== Required work ==
Answer with a single number: the count of lines that include the string "струмом".

## START

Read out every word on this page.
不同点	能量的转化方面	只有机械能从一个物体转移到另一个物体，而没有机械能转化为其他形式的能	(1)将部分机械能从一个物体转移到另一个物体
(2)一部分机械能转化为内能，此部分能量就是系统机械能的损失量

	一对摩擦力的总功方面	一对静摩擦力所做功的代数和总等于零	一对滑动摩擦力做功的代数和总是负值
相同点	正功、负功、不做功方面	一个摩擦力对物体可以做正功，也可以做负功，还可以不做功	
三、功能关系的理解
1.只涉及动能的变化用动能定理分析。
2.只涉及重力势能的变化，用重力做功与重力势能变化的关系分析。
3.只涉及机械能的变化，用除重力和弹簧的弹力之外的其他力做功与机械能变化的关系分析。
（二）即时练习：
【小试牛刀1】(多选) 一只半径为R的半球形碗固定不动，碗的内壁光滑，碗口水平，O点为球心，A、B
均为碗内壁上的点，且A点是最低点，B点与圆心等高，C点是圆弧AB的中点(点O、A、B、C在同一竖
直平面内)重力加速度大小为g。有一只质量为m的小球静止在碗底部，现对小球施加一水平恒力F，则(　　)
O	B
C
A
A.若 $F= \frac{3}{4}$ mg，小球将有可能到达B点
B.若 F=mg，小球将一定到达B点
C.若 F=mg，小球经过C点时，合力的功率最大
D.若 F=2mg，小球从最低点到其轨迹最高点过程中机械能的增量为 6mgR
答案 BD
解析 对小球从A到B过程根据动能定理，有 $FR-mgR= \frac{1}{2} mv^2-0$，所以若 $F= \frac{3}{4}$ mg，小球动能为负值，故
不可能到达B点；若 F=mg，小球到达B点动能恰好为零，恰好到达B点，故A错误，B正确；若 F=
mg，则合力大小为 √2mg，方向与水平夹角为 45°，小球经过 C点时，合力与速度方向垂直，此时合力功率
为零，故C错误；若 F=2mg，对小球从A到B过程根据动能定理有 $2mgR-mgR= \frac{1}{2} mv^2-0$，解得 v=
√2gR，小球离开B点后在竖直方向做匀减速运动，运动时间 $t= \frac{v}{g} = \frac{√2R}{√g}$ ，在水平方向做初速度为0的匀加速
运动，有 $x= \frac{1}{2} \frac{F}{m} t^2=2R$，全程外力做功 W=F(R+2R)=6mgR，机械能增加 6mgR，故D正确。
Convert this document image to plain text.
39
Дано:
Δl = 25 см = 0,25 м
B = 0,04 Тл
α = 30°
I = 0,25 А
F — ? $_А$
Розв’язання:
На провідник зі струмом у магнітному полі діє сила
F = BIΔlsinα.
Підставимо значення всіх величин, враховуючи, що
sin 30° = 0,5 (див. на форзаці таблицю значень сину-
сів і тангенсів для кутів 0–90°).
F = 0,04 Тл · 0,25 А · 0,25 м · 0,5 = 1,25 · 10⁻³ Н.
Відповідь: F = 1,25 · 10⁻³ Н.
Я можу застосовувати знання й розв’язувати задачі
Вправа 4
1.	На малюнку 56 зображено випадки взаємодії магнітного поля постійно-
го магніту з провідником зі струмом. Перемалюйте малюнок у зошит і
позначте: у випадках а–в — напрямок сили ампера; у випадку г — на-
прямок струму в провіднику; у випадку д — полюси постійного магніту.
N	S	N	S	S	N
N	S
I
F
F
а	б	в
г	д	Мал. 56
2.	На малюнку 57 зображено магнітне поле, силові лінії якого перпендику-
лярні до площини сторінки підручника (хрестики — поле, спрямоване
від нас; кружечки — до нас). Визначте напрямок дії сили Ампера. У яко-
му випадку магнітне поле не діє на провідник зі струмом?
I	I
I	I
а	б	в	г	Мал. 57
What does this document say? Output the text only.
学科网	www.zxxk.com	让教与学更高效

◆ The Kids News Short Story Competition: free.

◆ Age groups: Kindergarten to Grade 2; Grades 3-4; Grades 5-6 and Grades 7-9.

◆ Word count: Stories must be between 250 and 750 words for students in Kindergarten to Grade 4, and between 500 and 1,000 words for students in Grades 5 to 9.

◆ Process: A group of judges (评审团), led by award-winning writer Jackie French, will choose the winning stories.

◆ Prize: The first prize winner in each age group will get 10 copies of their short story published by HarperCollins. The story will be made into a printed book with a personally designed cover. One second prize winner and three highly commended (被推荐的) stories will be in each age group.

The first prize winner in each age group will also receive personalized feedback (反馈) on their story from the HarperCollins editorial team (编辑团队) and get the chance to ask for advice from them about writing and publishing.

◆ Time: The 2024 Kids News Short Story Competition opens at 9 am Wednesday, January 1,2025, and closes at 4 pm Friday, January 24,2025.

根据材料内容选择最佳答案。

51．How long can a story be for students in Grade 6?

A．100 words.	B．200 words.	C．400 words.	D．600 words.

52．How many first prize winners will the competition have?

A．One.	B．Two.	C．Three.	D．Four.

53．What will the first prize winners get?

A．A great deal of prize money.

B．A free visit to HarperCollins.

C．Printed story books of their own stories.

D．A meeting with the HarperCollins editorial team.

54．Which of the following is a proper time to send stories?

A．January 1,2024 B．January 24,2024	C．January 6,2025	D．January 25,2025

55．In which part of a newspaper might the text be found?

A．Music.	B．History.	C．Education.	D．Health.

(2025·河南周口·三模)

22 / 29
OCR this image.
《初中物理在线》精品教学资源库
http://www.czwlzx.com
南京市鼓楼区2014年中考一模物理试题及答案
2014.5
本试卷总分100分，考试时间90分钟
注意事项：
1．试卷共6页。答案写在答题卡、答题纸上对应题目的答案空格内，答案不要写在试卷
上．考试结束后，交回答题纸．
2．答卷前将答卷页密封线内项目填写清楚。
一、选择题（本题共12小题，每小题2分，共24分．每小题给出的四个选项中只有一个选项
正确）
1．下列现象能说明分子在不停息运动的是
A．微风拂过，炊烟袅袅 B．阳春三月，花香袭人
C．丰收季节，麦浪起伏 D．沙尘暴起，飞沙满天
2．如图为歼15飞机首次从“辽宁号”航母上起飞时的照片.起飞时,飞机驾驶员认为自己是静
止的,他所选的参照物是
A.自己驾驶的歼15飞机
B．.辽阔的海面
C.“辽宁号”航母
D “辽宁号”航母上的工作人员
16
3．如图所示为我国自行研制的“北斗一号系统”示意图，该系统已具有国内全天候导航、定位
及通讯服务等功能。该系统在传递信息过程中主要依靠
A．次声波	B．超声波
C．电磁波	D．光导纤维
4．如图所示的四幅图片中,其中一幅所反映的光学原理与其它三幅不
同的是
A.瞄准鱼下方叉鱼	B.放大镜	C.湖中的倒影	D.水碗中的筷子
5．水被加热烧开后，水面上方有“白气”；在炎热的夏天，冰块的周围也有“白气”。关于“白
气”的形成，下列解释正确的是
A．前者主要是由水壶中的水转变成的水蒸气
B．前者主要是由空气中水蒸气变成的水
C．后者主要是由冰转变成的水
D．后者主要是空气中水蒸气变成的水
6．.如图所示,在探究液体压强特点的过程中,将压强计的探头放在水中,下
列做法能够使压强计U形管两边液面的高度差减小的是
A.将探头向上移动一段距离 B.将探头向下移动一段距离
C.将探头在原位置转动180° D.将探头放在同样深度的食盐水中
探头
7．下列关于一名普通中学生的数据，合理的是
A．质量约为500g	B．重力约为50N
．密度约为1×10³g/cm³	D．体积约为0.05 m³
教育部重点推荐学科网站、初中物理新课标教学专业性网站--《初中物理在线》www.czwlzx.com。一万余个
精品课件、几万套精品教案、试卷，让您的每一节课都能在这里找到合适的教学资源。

## END

== Response to the exercise ==
3